DATA SHOWN —
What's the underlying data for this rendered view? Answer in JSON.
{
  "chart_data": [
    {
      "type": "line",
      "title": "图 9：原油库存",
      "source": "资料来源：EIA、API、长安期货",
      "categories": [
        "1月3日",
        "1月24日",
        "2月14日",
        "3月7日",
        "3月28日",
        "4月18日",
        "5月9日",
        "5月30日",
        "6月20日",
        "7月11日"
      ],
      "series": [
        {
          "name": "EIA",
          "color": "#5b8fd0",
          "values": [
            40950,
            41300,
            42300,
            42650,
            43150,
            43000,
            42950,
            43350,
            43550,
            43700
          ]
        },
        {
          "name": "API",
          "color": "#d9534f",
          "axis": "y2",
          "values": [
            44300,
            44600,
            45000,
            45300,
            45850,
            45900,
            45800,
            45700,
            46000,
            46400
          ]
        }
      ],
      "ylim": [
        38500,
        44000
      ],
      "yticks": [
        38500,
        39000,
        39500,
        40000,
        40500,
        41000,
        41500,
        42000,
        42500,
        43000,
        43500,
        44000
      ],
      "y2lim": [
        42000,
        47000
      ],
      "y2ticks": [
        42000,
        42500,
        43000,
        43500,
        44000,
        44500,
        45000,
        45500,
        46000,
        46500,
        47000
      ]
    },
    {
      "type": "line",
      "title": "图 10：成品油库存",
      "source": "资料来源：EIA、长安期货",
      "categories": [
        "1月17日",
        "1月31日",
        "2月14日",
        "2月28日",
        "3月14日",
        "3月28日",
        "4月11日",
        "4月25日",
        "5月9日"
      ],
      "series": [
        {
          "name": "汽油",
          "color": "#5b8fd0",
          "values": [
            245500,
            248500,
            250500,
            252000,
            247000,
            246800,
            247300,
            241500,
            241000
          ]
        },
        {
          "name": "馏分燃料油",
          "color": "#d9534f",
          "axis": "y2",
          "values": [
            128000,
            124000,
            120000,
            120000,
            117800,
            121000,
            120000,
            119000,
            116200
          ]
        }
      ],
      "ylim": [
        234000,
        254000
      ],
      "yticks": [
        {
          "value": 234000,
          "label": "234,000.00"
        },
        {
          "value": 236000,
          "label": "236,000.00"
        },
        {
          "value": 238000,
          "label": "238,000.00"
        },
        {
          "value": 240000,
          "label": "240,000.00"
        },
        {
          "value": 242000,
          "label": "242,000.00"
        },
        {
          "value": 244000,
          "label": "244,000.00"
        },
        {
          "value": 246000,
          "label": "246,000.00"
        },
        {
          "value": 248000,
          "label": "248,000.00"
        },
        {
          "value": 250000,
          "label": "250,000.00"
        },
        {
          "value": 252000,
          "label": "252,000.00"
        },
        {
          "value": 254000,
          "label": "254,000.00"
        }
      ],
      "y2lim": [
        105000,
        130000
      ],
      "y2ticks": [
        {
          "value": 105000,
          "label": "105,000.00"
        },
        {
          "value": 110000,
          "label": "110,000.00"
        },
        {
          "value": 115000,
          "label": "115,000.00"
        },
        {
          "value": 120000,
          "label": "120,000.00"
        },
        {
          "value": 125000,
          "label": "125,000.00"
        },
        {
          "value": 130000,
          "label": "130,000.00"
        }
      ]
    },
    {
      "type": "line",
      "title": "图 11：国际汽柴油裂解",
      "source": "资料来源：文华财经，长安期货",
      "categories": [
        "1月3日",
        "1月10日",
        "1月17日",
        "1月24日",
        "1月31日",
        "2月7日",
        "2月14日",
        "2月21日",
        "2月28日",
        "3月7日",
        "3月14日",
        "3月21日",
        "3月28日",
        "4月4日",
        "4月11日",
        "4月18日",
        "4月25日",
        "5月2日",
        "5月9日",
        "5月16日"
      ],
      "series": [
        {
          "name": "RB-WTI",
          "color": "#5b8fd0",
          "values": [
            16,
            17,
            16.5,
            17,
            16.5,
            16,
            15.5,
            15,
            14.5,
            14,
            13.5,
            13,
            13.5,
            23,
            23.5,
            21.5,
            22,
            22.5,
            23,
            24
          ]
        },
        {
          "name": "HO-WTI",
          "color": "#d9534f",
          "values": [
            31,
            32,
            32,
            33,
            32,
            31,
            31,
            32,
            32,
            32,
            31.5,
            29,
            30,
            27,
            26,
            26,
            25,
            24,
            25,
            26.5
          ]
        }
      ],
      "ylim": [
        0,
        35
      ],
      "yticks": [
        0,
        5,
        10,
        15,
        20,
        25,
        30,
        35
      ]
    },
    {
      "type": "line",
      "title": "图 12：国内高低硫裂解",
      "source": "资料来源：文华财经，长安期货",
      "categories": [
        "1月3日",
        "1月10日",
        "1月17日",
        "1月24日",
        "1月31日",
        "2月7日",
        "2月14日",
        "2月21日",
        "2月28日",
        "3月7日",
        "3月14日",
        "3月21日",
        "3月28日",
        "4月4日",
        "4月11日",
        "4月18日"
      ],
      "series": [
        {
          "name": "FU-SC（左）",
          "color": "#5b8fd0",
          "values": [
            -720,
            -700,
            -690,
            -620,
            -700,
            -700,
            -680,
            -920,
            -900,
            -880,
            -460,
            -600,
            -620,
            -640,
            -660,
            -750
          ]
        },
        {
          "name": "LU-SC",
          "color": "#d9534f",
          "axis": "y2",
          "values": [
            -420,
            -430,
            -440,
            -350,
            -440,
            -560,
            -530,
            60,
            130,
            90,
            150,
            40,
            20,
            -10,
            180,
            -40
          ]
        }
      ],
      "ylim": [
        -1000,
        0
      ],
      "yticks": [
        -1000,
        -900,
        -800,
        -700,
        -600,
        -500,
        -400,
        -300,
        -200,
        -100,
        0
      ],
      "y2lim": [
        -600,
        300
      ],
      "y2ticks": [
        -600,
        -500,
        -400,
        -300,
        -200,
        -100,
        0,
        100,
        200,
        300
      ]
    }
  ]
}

SHORT EXERCISE — Your task is to retype all of the records exactly.

SOLUTION BELOW —
What's the underlying data for this rendered view? Answer in JSON.
{
  "chart_data": [
    {
      "type": "line",
      "title": "图 9：原油库存",
      "source": "资料来源：EIA、API、长安期货",
      "categories": [
        "1月3日",
        "1月24日",
        "2月14日",
        "3月7日",
        "3月28日",
        "4月18日",
        "5月9日",
        "5月30日",
        "6月20日",
        "7月11日"
      ],
      "series": [
        {
          "name": "EIA",
          "color": "#5b8fd0",
          "values": [
            40950,
            41300,
            42300,
            42650,
            43150,
            43000,
            42950,
            43350,
            43550,
            43700
          ]
        },
        {
          "name": "API",
          "color": "#d9534f",
          "axis": "y2",
          "values": [
            44300,
            44600,
            45000,
            45300,
            45850,
            45900,
            45800,
            45700,
            46000,
            46400
          ]
        }
      ],
      "ylim": [
        38500,
        44000
      ],
      "yticks": [
        38500,
        39000,
        39500,
        40000,
        40500,
        41000,
        41500,
        42000,
        42500,
        43000,
        43500,
        44000
      ],
      "y2lim": [
        42000,
        47000
      ],
      "y2ticks": [
        42000,
        42500,
        43000,
        43500,
        44000,
        44500,
        45000,
        45500,
        46000,
        46500,
        47000
      ]
    },
    {
      "type": "line",
      "title": "图 10：成品油库存",
      "source": "资料来源：EIA、长安期货",
      "categories": [
        "1月17日",
        "1月31日",
        "2月14日",
        "2月28日",
        "3月14日",
        "3月28日",
        "4月11日",
        "4月25日",
        "5月9日"
      ],
      "series": [
        {
          "name": "汽油",
          "color": "#5b8fd0",
          "values": [
            245500,
            248500,
            250500,
            252000,
            247000,
            246800,
            247300,
            241500,
            241000
          ]
        },
        {
          "name": "馏分燃料油",
          "color": "#d9534f",
          "axis": "y2",
          "values": [
            128000,
            124000,
            120000,
            120000,
            117800,
            121000,
            120000,
            119000,
            116200
          ]
        }
      ],
      "ylim": [
        234000,
        254000
      ],
      "yticks": [
        {
          "value": 234000,
          "label": "234,000.00"
        },
        {
          "value": 236000,
          "label": "236,000.00"
        },
        {
          "value": 238000,
          "label": "238,000.00"
        },
        {
          "value": 240000,
          "label": "240,000.00"
        },
        {
          "value": 242000,
          "label": "242,000.00"
        },
        {
          "value": 244000,
          "label": "244,000.00"
        },
        {
          "value": 246000,
          "label": "246,000.00"
        },
        {
          "value": 248000,
          "label": "248,000.00"
        },
        {
          "value": 250000,
          "label": "250,000.00"
        },
        {
          "value": 252000,
          "label": "252,000.00"
        },
        {
          "value": 254000,
          "label": "254,000.00"
        }
      ],
      "y2lim": [
        105000,
        130000
      ],
      "y2ticks": [
        {
          "value": 105000,
          "label": "105,000.00"
        },
        {
          "value": 110000,
          "label": "110,000.00"
        },
        {
          "value": 115000,
          "label": "115,000.00"
        },
        {
          "value": 120000,
          "label": "120,000.00"
        },
        {
          "value": 125000,
          "label": "125,000.00"
        },
        {
          "value": 130000,
          "label": "130,000.00"
        }
      ]
    },
    {
      "type": "line",
      "title": "图 11：国际汽柴油裂解",
      "source": "资料来源：文华财经，长安期货",
      "categories": [
        "1月3日",
        "1月10日",
        "1月17日",
        "1月24日",
        "1月31日",
        "2月7日",
        "2月14日",
        "2月21日",
        "2月28日",
        "3月7日",
        "3月14日",
        "3月21日",
        "3月28日",
        "4月4日",
        "4月11日",
        "4月18日",
        "4月25日",
        "5月2日",
        "5月9日",
        "5月16日"
      ],
      "series": [
        {
          "name": "RB-WTI",
          "color": "#5b8fd0",
          "values": [
            16,
            17,
            16.5,
            17,
            16.5,
            16,
            15.5,
            15,
            14.5,
            14,
            13.5,
            13,
            13.5,
            23,
            23.5,
            21.5,
            22,
            22.5,
            23,
            24
          ]
        },
        {
          "name": "HO-WTI",
          "color": "#d9534f",
          "values": [
            31,
            32,
            32,
            33,
            32,
            31,
            31,
            32,
            32,
            32,
            31.5,
            29,
            30,
            27,
            26,
            26,
            25,
            24,
            25,
            26.5
          ]
        }
      ],
      "ylim": [
        0,
        35
      ],
      "yticks": [
        0,
        5,
        10,
        15,
        20,
        25,
        30,
        35
      ]
    },
    {
      "type": "line",
      "title": "图 12：国内高低硫裂解",
      "source": "资料来源：文华财经，长安期货",
      "categories": [
        "1月3日",
        "1月10日",
        "1月17日",
        "1月24日",
        "1月31日",
        "2月7日",
        "2月14日",
        "2月21日",
        "2月28日",
        "3月7日",
        "3月14日",
        "3月21日",
        "3月28日",
        "4月4日",
        "4月11日",
        "4月18日"
      ],
      "series": [
        {
          "name": "FU-SC（左）",
          "color": "#5b8fd0",
          "values": [
            -720,
            -700,
            -690,
            -620,
            -700,
            -700,
            -680,
            -920,
            -900,
            -880,
            -460,
            -600,
            -620,
            -640,
            -660,
            -750
          ]
        },
        {
          "name": "LU-SC",
          "color": "#d9534f",
          "axis": "y2",
          "values": [
            -420,
            -430,
            -440,
            -350,
            -440,
            -560,
            -530,
            60,
            130,
            90,
            150,
            40,
            20,
            -10,
            180,
            -40
          ]
        }
      ],
      "ylim": [
        -1000,
        0
      ],
      "yticks": [
        -1000,
        -900,
        -800,
        -700,
        -600,
        -500,
        -400,
        -300,
        -200,
        -100,
        0
      ],
      "y2lim": [
        -600,
        300
      ],
      "y2ticks": [
        -600,
        -500,
        -400,
        -300,
        -200,
        -100,
        0,
        100,
        200,
        300
      ]
    }
  ]
}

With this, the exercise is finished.